+++ Input material +++

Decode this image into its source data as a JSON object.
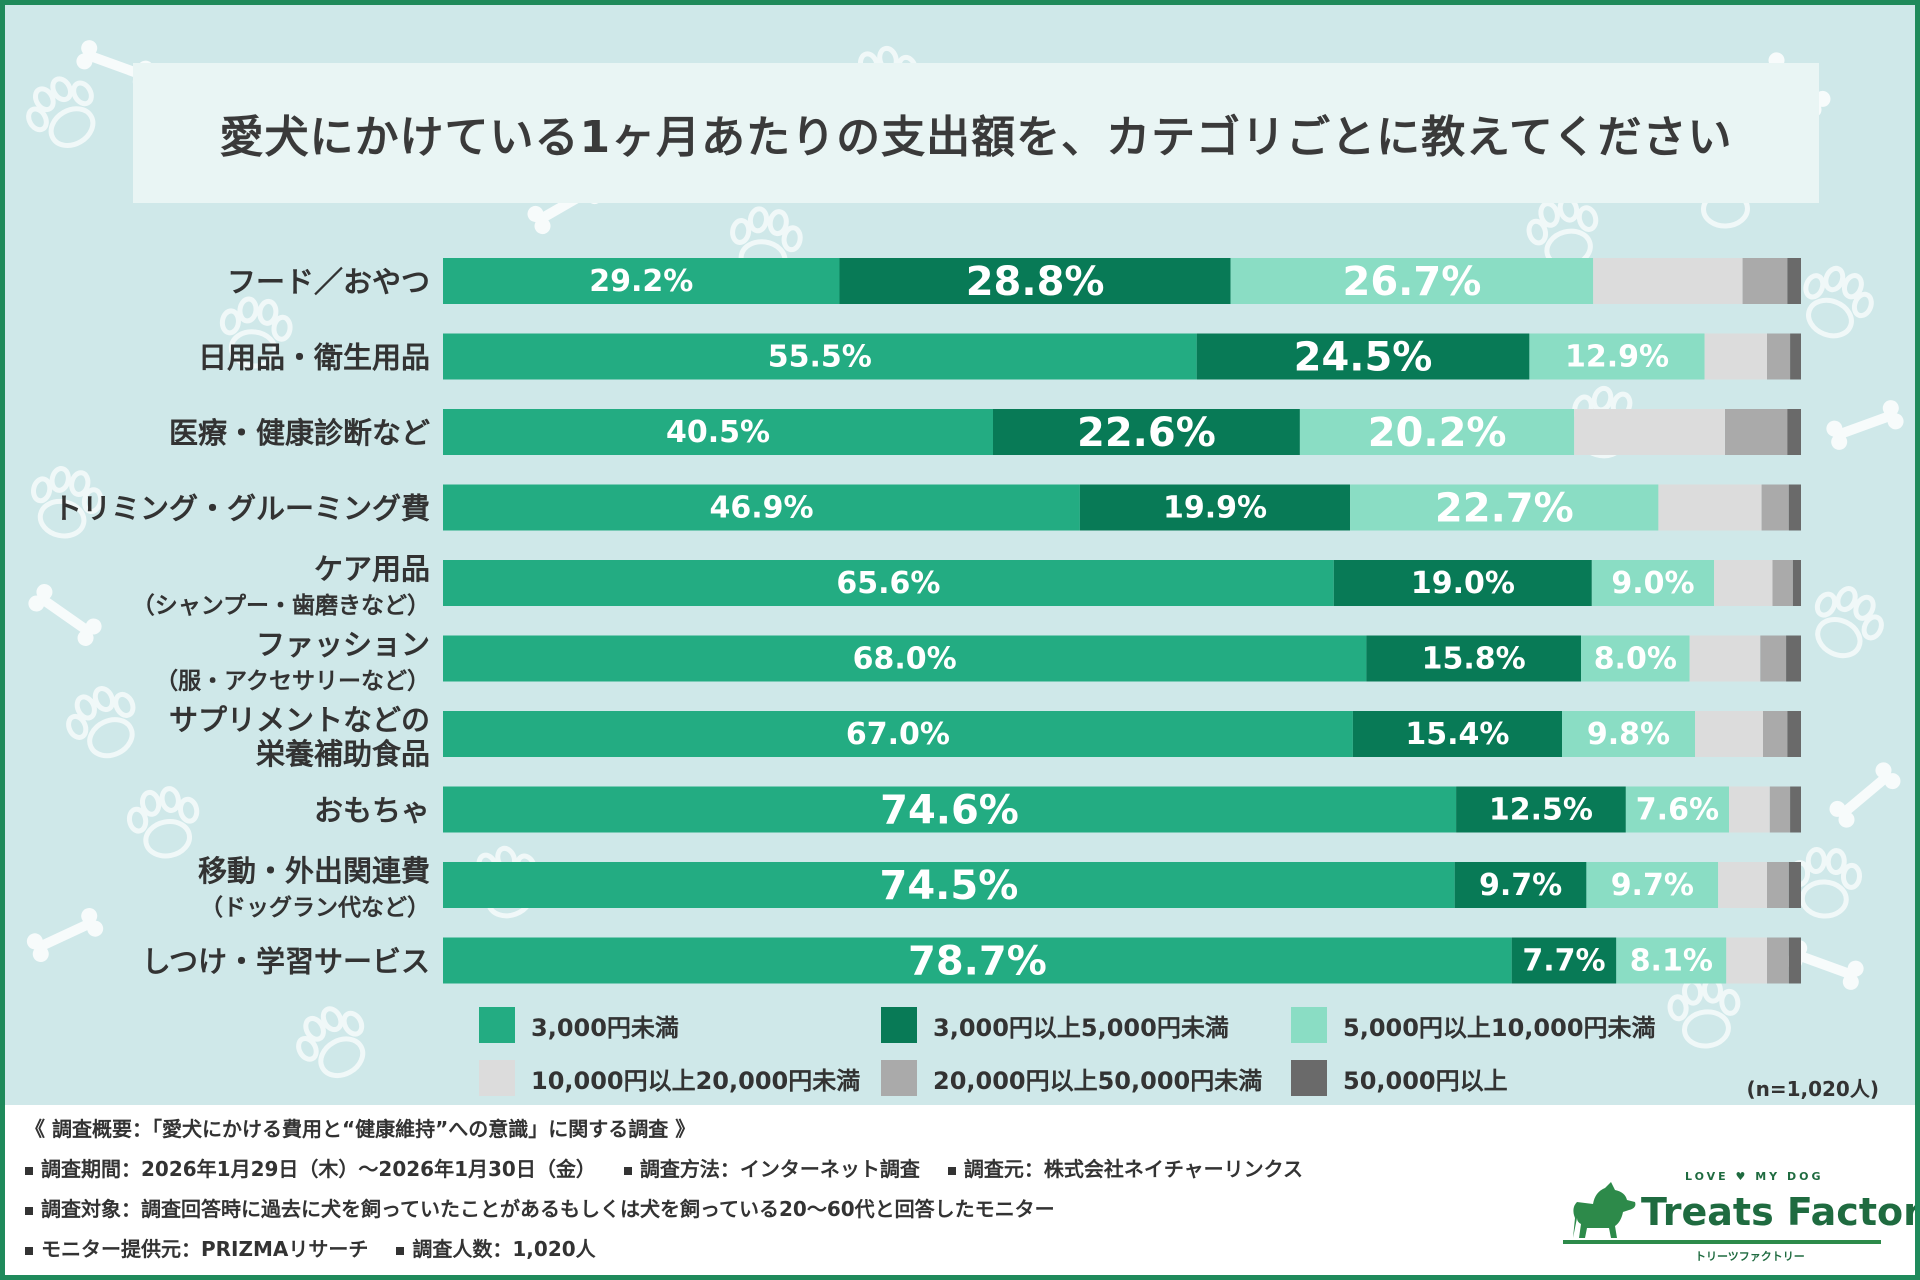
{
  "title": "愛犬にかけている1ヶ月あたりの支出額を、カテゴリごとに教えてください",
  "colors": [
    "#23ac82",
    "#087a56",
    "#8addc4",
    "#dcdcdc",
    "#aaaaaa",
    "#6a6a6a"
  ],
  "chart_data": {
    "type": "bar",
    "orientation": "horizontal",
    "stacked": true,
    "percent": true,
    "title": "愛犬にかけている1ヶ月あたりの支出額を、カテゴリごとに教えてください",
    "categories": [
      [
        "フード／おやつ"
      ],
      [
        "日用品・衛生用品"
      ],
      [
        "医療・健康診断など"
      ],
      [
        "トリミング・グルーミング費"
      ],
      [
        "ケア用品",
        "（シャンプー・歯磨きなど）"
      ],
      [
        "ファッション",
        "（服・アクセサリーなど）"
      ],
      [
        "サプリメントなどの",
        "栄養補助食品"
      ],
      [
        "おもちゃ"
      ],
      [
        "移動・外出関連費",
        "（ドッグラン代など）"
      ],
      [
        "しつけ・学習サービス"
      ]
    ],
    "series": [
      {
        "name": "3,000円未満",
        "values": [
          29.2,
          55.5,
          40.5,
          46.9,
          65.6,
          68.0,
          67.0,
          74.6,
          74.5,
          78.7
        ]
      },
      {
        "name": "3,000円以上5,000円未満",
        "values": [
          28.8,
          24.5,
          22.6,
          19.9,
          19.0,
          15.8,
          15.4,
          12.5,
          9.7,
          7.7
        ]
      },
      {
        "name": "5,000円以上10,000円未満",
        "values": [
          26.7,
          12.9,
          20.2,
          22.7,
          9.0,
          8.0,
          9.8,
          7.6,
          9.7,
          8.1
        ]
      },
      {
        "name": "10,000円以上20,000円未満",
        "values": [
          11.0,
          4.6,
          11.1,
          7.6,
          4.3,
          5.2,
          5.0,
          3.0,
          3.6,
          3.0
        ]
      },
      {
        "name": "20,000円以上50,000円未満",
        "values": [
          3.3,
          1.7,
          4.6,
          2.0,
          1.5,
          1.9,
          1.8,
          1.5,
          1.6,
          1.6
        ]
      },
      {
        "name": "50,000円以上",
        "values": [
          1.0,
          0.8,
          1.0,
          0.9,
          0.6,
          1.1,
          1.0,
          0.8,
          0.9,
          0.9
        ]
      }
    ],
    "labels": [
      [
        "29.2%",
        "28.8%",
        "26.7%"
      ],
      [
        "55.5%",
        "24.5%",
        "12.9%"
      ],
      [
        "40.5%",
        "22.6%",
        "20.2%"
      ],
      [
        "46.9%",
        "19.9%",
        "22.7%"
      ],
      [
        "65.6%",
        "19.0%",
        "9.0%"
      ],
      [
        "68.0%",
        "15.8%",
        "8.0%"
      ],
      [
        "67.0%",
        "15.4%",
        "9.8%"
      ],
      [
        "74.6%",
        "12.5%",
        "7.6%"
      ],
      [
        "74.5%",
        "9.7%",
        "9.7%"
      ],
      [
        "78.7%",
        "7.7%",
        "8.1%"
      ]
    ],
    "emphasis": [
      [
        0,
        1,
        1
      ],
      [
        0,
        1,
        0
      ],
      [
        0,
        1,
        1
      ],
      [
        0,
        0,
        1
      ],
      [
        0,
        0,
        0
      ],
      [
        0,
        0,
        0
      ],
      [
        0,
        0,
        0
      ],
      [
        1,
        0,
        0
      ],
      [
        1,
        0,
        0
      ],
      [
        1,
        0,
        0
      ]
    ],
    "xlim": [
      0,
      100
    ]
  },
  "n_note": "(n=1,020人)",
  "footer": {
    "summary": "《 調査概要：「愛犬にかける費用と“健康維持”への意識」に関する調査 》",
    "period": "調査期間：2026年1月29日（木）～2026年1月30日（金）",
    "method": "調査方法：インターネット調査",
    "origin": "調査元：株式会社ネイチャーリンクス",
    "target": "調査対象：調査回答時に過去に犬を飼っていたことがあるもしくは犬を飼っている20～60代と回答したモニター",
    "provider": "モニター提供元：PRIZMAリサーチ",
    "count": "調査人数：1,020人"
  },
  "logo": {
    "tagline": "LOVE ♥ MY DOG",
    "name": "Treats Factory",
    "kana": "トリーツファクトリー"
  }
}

+++
+++ Input material +++

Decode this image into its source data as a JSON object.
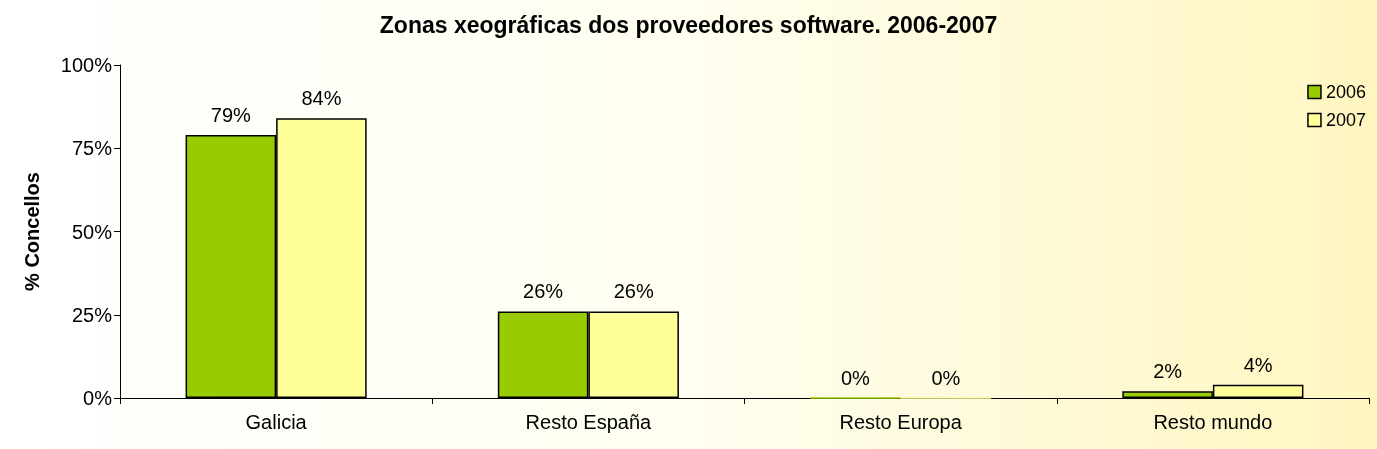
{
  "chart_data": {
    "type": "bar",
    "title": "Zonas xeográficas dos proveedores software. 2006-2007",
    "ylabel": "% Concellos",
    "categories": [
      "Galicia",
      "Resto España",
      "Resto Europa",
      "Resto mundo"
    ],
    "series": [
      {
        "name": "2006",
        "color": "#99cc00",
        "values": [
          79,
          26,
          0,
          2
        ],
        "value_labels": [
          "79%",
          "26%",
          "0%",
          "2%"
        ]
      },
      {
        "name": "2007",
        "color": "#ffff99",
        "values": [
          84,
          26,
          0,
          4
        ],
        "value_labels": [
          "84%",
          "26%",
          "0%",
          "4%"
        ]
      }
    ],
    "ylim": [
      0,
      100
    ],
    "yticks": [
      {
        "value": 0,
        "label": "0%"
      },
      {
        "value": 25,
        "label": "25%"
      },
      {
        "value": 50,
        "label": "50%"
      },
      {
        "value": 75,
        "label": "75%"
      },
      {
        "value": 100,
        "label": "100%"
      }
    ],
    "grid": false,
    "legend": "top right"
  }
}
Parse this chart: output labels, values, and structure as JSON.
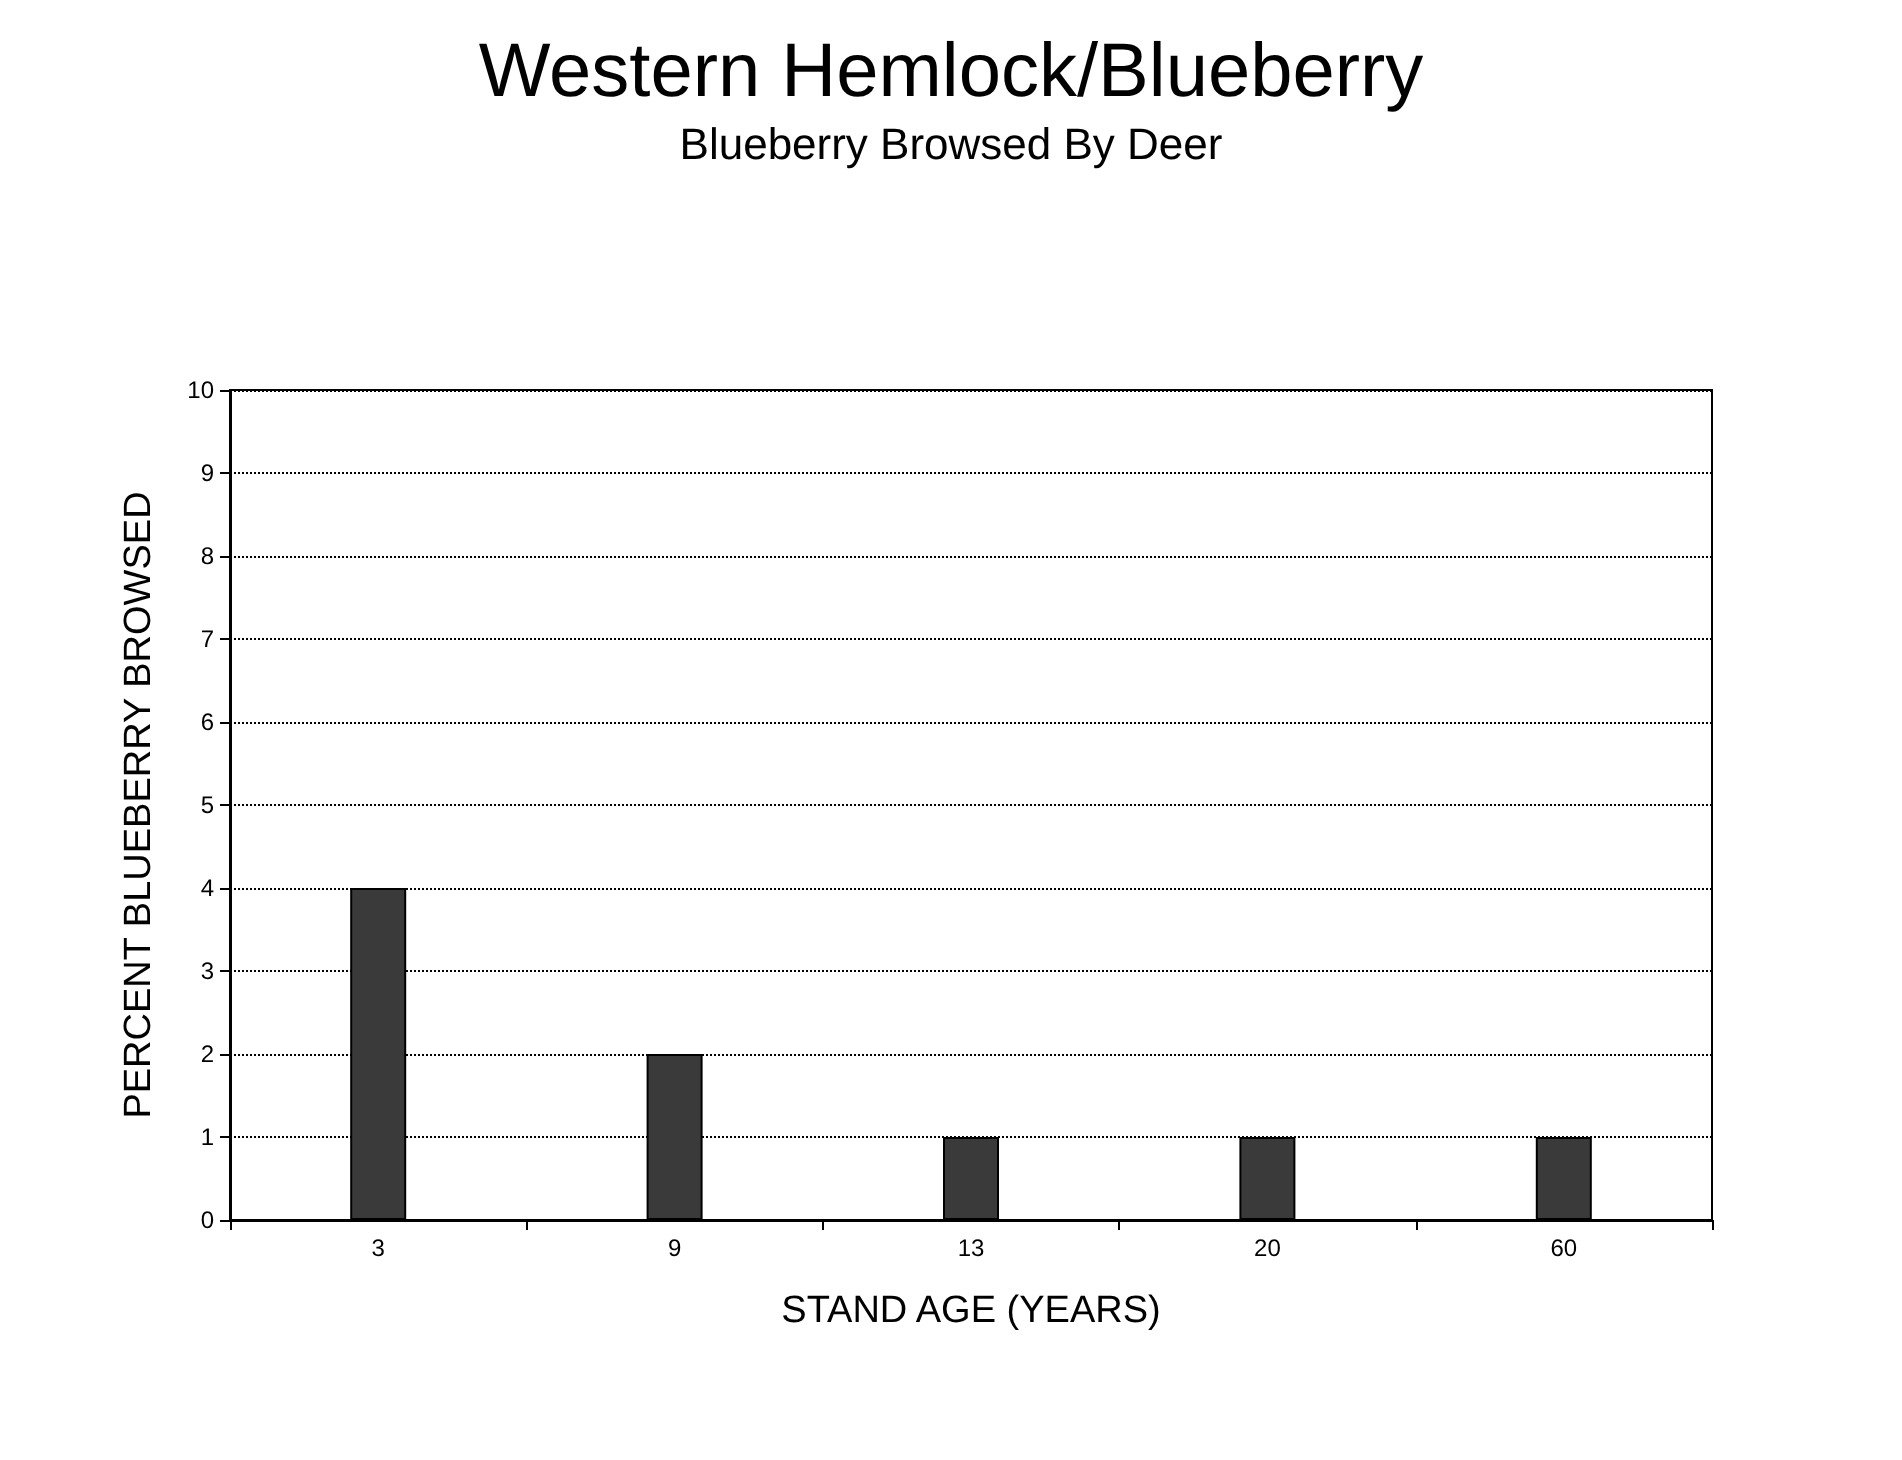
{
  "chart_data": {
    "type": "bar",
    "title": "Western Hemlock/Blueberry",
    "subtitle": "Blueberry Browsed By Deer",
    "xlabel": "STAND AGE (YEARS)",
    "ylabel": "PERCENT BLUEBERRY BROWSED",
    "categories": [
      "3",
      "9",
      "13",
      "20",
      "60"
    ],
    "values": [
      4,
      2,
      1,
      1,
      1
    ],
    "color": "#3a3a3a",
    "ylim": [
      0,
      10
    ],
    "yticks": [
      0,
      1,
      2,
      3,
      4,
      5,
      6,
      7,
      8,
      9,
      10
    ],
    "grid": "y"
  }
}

+++
+++ Input material +++

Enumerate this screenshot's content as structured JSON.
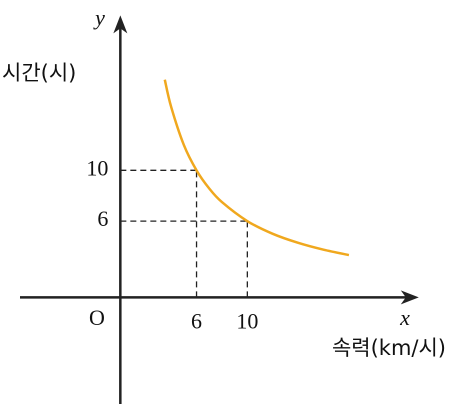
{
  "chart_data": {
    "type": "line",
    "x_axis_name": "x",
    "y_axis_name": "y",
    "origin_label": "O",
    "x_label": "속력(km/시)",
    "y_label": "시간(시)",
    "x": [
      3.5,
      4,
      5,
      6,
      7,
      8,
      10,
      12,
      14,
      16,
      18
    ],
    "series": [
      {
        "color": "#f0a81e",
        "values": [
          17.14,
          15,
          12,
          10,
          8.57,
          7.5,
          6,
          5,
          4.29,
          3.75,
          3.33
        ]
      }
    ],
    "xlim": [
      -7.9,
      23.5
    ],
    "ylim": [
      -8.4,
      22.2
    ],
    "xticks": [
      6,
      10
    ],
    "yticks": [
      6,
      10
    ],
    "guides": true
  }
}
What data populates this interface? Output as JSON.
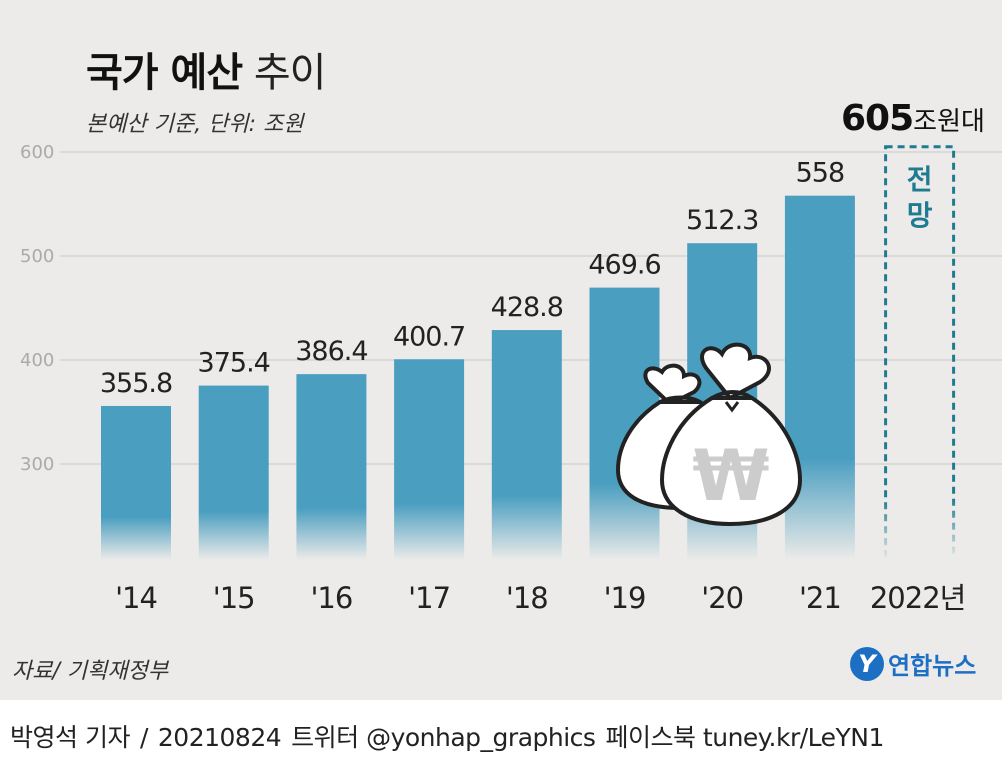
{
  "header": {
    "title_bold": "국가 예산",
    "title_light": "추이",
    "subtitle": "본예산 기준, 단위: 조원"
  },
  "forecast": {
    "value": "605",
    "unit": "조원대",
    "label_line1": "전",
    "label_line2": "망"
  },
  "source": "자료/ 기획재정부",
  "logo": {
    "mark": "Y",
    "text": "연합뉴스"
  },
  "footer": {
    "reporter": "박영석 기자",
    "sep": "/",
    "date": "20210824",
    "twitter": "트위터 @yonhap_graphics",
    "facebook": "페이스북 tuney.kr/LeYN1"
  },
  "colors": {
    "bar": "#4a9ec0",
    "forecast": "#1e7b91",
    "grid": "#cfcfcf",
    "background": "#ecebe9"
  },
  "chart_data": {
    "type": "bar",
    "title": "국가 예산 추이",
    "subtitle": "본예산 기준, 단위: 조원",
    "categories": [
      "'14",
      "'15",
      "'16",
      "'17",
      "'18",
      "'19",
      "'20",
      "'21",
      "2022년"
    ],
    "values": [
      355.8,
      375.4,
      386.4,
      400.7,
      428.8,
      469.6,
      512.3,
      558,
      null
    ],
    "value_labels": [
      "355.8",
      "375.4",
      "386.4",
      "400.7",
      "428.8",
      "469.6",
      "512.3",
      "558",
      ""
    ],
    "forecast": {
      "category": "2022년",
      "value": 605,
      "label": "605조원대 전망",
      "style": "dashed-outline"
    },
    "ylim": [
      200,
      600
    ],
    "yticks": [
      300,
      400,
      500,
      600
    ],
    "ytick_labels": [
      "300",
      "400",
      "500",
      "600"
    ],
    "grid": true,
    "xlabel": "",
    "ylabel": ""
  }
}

+++

Stated goal: Check each line above for "JSON" and return the ones that have it.

Expected answer:
Decode this image into its source data as a JSON object.
Decode this image into its source data as a JSON object.
Parse this chart: output labels, values, and structure as JSON.
Enumerate this screenshot's content as structured JSON.
What data populates this interface? Output as JSON.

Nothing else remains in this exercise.